GIVEN EXERCISE: Which lines contain the word "have"? Return each of them as written.

EXTRACTED ENTRIES:
══════════════════════════════

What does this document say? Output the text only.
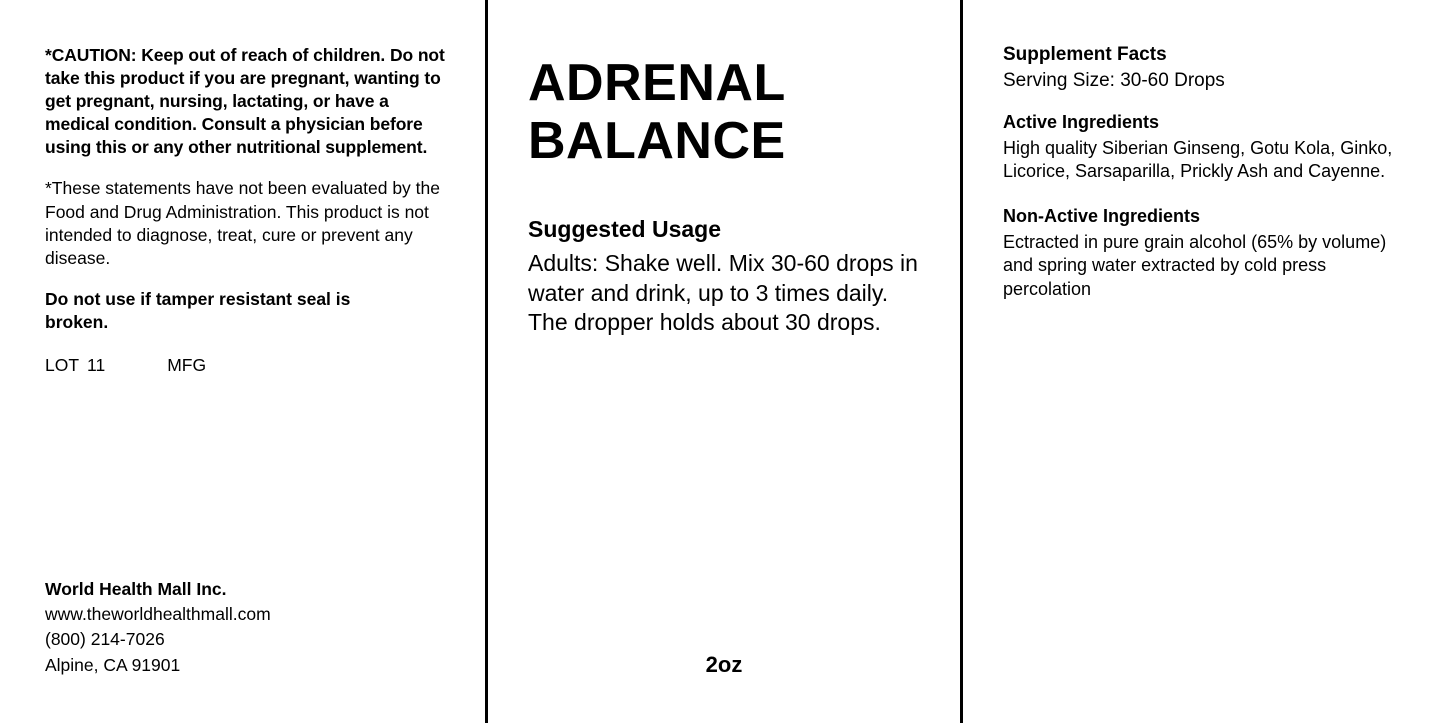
*CAUTION: Keep out of reach of children. Do not take this product if you are pregnant, wanting to get pregnant, nursing, lactating, or have a medical condition. Consult a physician before using this or any other nutritional supplement.

*These statements have not been evaluated by the Food and Drug Administration. This product is not intended to diagnose, treat, cure or prevent any disease.

Do not use if tamper resistant seal is broken.

LOT 11	MFG

World Health Mall Inc.
www.theworldhealthmall.com
(800) 214-7026
Alpine, CA 91901
ADRENAL BALANCE
Suggested Usage

Adults: Shake well. Mix 30-60 drops in water and drink, up to 3 times daily. The dropper holds about 30 drops.

2oz
Supplement Facts

Serving Size: 30-60 Drops

Active Ingredients

High quality Siberian Ginseng, Gotu Kola, Ginko, Licorice, Sarsaparilla, Prickly Ash and Cayenne.

Non-Active Ingredients

Ectracted in pure grain alcohol (65% by volume) and spring water extracted by cold press percolation
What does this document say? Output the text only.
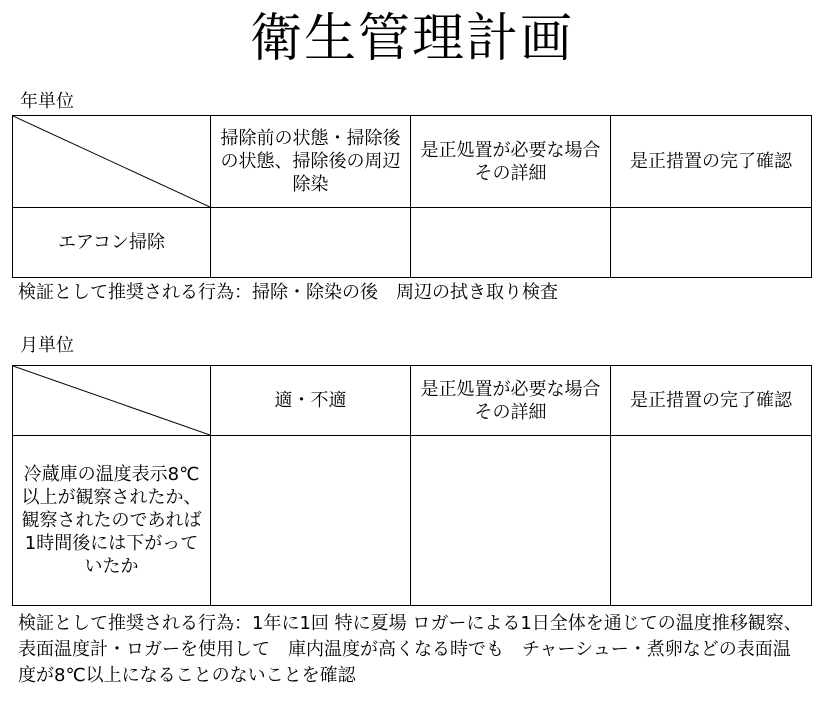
衛生管理計画
年単位
	掃除前の状態・掃除後の状態、掃除後の周辺除染	是正処置が必要な場合　その詳細	是正措置の完了確認
エアコン掃除			
検証として推奨される行為：掃除・除染の後　周辺の拭き取り検査
月単位
	適・不適	是正処置が必要な場合　その詳細	是正措置の完了確認
冷蔵庫の温度表示8℃以上が観察されたか、観察されたのであれば1時間後には下がっていたか			
検証として推奨される行為：1年に1回 特に夏場 ロガーによる1日全体を通じての温度推移観察、表面温度計・ロガーを使用して　庫内温度が高くなる時でも　チャーシュー・煮卵などの表面温度が8℃以上になることのないことを確認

══════════════════════════════

ANSWER TO THIS EXERCISE:
*CAUTION: Keep out of reach of children. Do not take this product if you are pregnant, wanting to get pregnant, nursing, lactating, or have a medical condition. Consult a physician before using this or any other nutritional supplement.
*These statements have not been evaluated by the Food and Drug Administration. This product is not intended to diagnose, treat, cure or prevent any disease.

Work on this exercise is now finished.